**Problem to work on**
Rewrite the records from the line containing "bar: [307, 188, 350, 461]" through the line containing "bar: [894, 403, 937, 461]" as a numbered list, leaving out any blank lines.

[Raw records]
-*-

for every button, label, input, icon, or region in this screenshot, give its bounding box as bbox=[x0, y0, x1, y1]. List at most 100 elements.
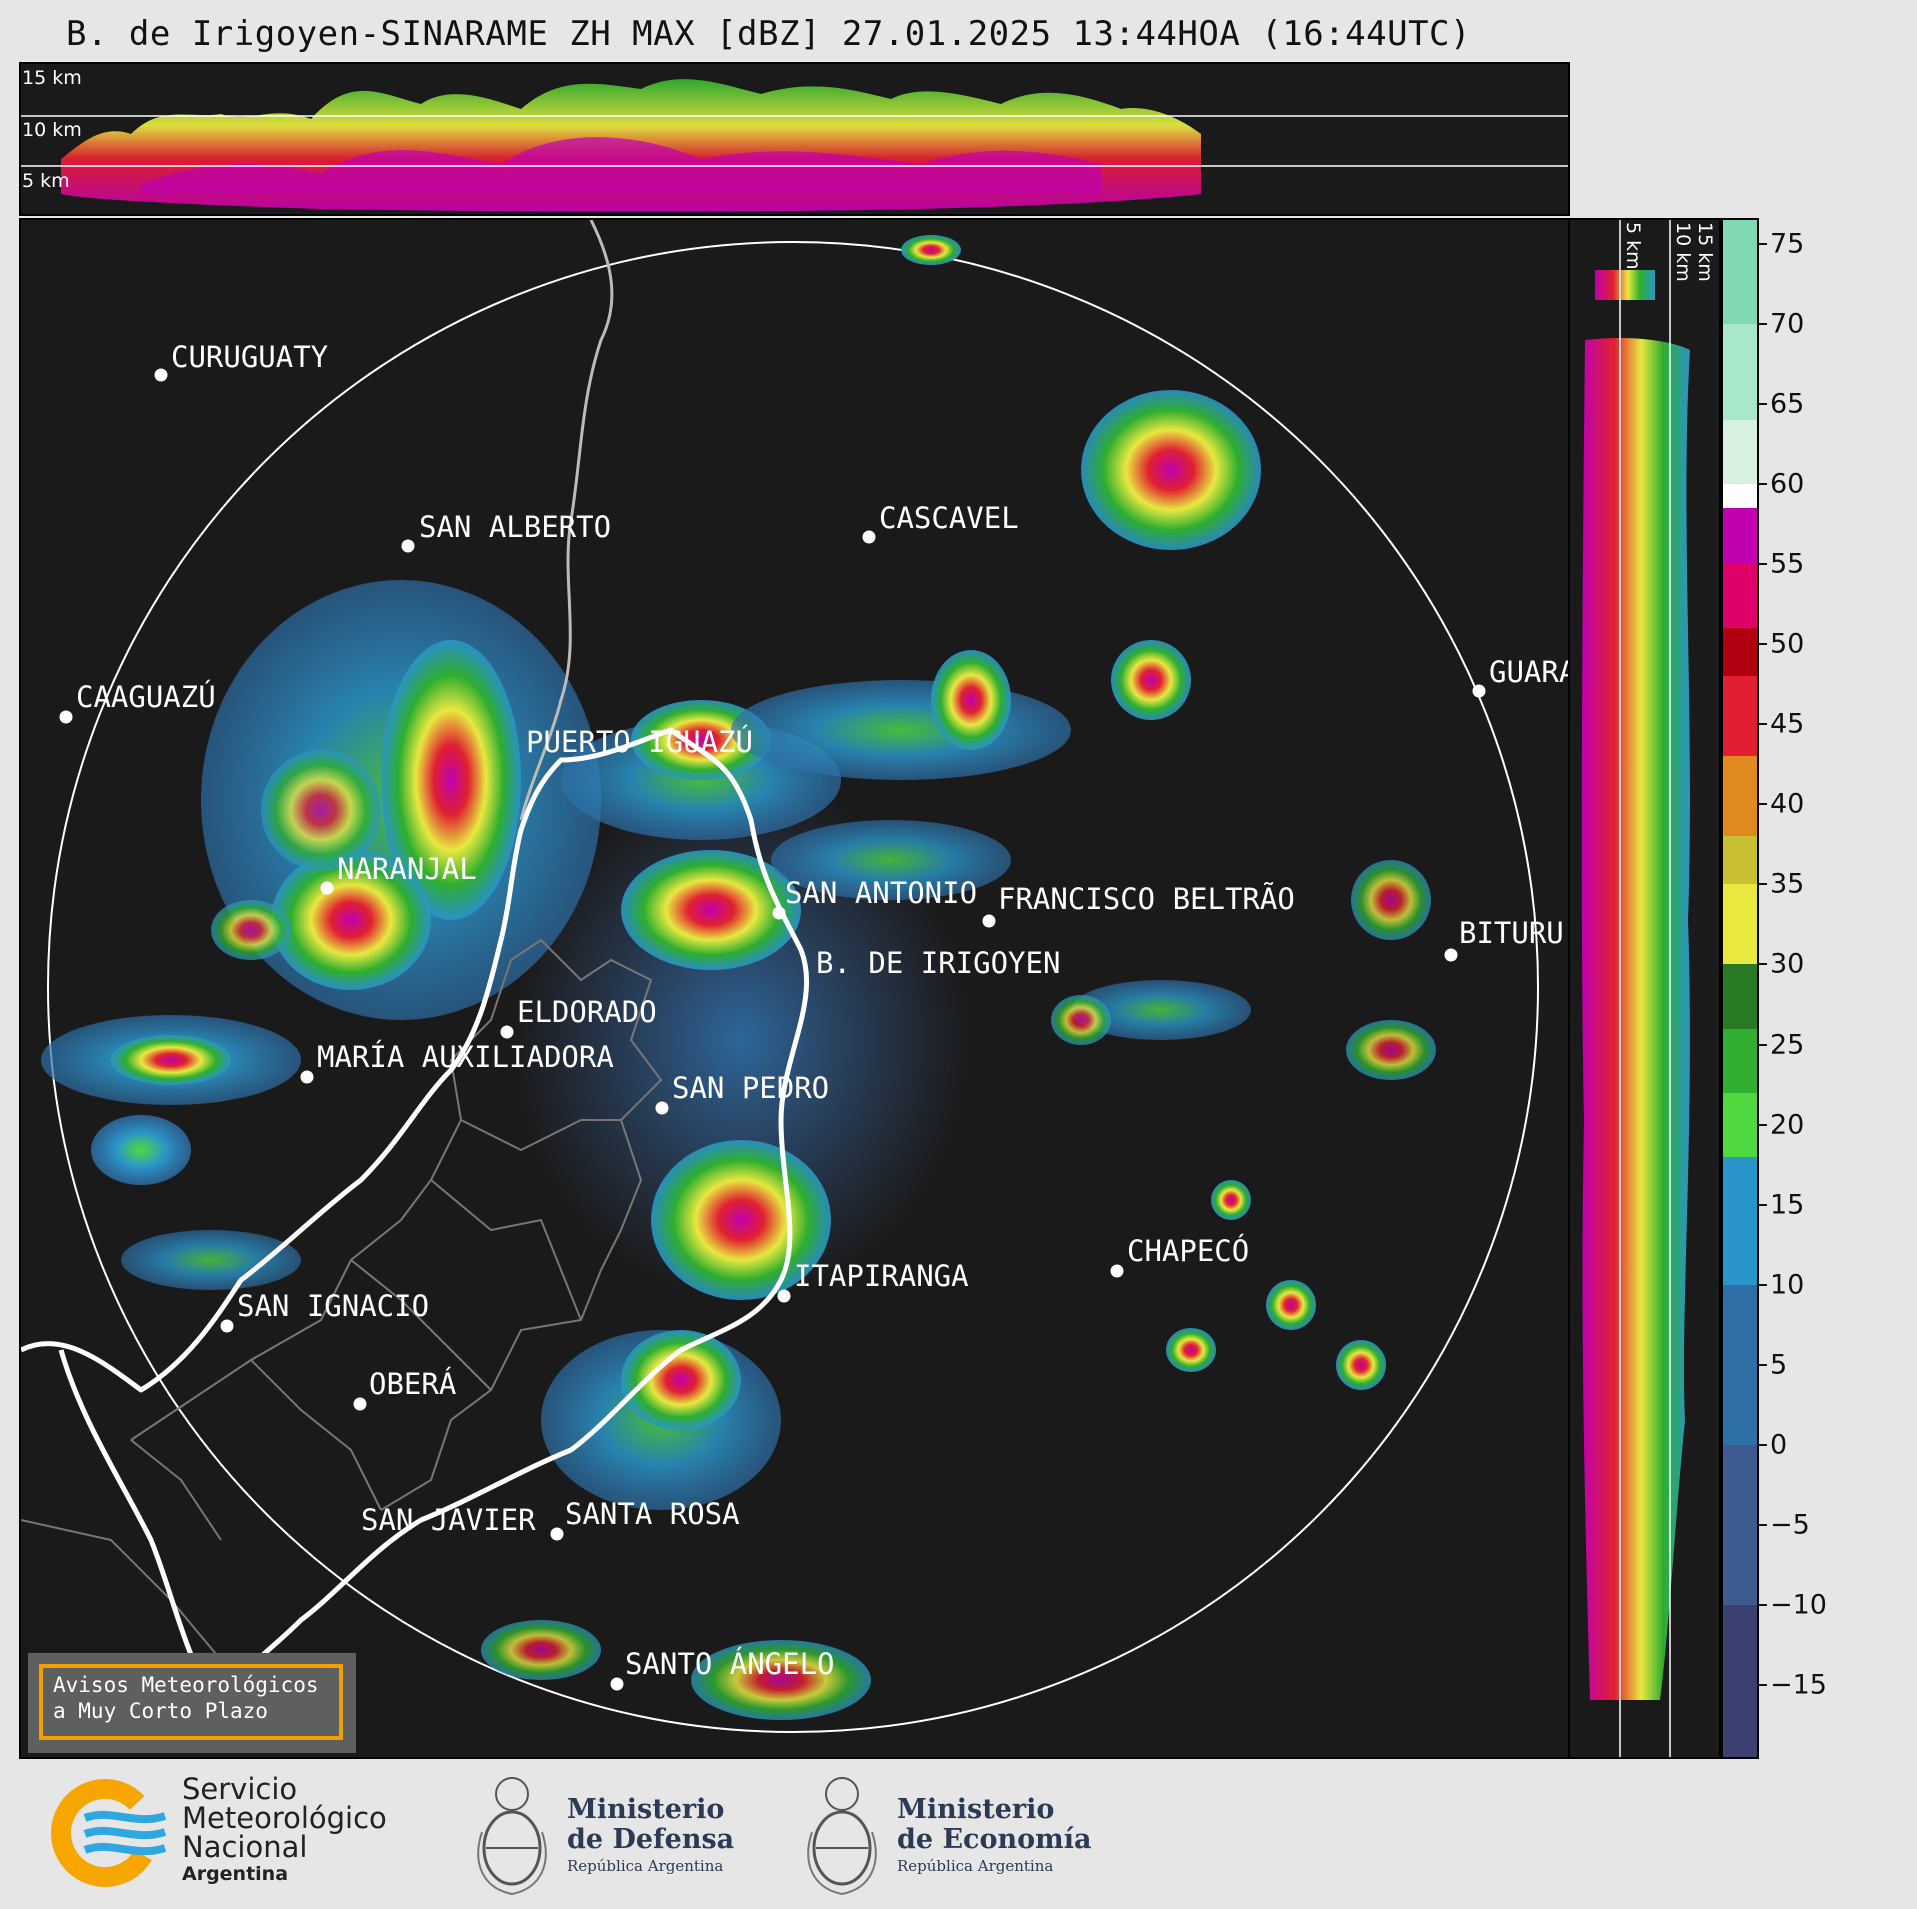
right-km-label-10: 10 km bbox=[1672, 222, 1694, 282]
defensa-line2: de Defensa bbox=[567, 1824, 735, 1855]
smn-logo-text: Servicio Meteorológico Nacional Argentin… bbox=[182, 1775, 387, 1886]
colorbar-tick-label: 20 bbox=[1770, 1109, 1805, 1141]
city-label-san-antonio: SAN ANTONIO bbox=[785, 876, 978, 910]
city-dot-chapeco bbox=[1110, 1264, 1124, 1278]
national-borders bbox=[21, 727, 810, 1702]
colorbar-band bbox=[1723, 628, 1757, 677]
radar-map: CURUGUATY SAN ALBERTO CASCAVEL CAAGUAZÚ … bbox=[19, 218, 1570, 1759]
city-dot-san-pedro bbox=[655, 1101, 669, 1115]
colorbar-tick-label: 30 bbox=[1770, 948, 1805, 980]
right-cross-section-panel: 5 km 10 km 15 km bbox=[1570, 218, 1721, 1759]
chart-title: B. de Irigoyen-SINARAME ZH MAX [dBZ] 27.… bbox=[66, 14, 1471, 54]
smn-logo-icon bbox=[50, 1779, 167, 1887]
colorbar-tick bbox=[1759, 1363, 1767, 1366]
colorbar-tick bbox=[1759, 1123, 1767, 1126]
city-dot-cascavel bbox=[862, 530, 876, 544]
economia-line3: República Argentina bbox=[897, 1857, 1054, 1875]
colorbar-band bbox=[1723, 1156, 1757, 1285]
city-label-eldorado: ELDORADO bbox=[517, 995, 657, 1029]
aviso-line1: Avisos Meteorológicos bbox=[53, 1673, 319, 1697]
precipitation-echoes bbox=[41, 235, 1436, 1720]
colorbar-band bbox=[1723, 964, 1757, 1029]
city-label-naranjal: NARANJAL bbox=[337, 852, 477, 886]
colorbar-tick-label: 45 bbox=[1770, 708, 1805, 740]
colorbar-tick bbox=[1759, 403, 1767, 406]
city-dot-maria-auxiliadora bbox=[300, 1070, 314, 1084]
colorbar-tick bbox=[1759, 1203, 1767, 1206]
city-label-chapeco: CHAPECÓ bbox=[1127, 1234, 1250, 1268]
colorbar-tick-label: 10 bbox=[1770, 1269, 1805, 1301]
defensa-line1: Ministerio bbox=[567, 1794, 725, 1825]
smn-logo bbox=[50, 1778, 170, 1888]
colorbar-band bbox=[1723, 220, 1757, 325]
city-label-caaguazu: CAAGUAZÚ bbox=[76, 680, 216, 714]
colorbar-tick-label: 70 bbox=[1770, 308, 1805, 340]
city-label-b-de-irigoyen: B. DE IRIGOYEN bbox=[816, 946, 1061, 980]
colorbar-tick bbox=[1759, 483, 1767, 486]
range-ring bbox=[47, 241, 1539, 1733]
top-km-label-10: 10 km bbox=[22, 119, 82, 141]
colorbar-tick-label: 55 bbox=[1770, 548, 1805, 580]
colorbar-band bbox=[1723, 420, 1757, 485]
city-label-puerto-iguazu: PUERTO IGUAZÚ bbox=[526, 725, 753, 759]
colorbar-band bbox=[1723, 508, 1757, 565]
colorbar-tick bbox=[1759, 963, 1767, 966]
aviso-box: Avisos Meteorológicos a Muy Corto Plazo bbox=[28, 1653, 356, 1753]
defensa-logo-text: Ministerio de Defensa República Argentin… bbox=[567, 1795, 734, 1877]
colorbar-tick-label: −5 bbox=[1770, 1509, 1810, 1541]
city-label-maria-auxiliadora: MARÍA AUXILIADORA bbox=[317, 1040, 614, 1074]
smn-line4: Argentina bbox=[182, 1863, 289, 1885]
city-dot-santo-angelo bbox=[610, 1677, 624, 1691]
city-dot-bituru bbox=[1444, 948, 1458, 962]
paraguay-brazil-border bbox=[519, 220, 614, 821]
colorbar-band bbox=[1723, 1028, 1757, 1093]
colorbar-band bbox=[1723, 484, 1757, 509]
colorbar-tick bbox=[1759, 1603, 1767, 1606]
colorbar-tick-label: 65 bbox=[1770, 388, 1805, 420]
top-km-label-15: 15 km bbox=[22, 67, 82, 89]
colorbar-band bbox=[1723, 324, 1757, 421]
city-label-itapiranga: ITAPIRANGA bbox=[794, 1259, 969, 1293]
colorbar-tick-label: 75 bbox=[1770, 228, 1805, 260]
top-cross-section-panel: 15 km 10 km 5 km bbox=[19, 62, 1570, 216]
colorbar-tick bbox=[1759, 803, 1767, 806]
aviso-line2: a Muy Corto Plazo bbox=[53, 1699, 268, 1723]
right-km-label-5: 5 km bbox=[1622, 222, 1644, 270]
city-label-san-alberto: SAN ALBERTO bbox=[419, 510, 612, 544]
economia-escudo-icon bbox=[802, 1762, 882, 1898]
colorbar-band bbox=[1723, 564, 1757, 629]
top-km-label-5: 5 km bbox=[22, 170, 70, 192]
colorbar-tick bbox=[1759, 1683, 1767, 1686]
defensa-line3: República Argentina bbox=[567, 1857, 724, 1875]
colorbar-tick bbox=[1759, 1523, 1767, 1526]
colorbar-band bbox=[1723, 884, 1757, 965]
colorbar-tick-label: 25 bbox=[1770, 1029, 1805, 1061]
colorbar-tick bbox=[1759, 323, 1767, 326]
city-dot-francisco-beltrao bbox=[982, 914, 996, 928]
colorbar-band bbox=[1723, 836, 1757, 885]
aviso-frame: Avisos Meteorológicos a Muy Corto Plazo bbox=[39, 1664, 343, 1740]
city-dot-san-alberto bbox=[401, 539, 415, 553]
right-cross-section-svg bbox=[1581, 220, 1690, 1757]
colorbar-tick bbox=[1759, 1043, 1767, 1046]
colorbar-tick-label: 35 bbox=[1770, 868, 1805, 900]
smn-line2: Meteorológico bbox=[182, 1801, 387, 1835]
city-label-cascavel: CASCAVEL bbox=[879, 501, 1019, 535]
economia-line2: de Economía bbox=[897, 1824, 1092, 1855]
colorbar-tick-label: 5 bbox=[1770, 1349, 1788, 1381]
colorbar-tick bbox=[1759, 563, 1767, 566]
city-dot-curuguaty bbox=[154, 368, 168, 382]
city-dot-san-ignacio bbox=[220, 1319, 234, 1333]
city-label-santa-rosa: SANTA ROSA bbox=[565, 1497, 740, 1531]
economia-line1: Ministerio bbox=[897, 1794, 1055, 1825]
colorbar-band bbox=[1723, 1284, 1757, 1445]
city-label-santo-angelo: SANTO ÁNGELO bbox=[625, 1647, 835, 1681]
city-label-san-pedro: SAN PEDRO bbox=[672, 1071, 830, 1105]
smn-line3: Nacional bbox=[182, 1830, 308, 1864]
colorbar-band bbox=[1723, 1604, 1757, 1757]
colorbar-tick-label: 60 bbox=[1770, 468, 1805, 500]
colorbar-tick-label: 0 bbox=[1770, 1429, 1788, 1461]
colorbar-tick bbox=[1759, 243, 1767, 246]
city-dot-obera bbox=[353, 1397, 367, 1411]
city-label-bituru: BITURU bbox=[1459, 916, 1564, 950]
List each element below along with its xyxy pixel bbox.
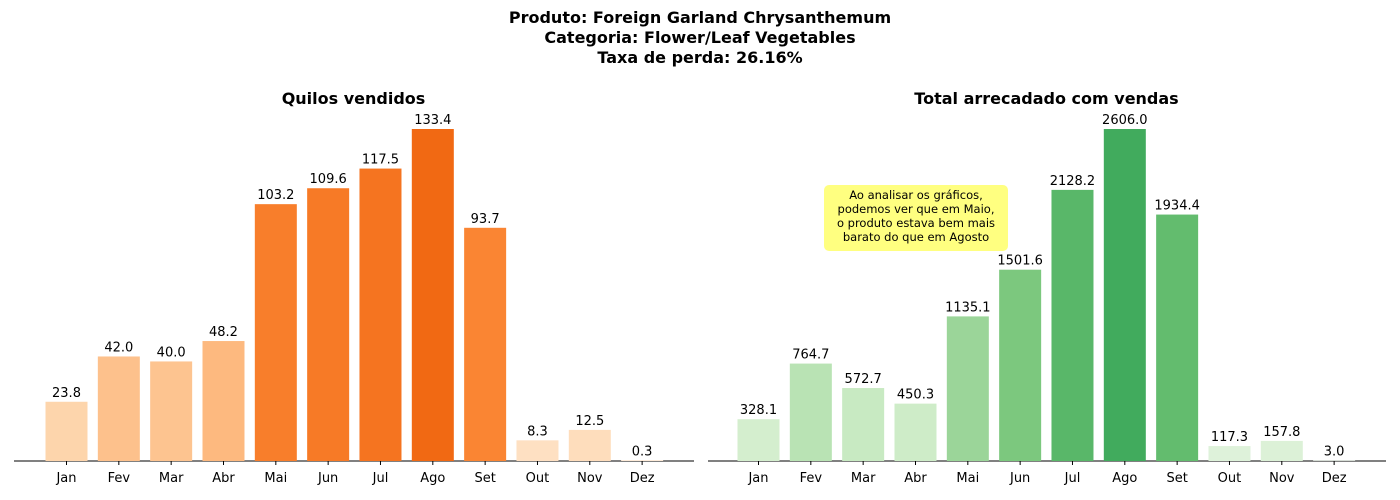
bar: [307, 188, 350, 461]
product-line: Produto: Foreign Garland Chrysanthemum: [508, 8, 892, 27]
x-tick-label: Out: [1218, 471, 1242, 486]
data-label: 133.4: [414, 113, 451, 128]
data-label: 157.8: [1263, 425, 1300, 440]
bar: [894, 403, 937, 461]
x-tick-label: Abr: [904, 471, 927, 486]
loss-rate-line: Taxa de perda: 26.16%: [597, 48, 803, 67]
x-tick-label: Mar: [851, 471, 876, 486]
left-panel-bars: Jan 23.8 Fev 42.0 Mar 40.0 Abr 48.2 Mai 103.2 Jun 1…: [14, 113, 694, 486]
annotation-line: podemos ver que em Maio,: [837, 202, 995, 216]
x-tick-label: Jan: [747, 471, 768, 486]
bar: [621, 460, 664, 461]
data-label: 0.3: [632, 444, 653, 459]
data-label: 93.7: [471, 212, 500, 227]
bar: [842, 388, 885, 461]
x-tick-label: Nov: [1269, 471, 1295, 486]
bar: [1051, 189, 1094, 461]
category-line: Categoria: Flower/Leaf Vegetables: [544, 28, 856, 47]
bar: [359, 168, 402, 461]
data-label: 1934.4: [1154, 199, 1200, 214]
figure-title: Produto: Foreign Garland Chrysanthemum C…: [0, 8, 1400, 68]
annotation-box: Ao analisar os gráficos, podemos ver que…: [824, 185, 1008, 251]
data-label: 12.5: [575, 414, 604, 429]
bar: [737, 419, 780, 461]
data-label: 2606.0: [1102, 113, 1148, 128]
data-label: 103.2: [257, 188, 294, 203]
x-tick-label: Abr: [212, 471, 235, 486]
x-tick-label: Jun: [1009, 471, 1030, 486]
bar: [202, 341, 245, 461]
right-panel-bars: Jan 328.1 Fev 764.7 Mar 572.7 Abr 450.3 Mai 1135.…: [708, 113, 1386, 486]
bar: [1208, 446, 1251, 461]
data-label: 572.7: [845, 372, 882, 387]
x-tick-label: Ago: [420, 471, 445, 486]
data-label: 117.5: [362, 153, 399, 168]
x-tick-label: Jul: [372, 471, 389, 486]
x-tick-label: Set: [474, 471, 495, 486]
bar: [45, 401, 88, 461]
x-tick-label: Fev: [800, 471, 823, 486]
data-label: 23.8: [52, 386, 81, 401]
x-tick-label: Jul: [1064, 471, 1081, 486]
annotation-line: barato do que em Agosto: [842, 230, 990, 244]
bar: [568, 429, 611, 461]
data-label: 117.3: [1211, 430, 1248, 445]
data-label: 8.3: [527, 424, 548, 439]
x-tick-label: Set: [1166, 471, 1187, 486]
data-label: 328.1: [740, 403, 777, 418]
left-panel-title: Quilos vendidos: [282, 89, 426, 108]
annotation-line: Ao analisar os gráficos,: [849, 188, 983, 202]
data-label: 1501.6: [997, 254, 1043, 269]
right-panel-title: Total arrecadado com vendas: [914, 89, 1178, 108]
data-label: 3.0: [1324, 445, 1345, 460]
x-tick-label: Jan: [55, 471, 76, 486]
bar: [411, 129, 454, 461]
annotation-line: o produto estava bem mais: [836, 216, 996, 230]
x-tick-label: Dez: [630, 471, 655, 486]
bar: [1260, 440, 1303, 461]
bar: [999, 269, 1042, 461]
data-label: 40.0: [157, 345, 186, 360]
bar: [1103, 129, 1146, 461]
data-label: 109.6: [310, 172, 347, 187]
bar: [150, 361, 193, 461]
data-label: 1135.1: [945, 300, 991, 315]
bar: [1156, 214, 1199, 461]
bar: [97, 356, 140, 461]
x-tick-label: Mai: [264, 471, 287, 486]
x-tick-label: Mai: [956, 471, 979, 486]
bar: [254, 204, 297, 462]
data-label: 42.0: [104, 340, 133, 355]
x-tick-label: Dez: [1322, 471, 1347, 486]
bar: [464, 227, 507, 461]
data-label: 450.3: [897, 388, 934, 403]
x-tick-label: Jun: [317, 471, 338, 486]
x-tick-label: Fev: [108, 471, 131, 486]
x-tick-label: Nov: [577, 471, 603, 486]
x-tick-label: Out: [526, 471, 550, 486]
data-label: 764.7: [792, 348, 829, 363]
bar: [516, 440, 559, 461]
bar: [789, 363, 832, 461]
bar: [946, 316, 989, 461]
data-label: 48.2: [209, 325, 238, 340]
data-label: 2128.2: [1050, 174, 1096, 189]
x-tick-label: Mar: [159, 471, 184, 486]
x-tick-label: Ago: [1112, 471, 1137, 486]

-*-

**Result**
1. bar: [307, 188, 350, 461]
2. product-line: Produto: Foreign Garland Chrysanthemum: [508, 8, 892, 27]
3. x-tick-label: Out: [1218, 471, 1242, 486]
4. data-label: 133.4: [414, 113, 451, 128]
5. data-label: 157.8: [1263, 425, 1300, 440]
6. bar: [894, 403, 937, 461]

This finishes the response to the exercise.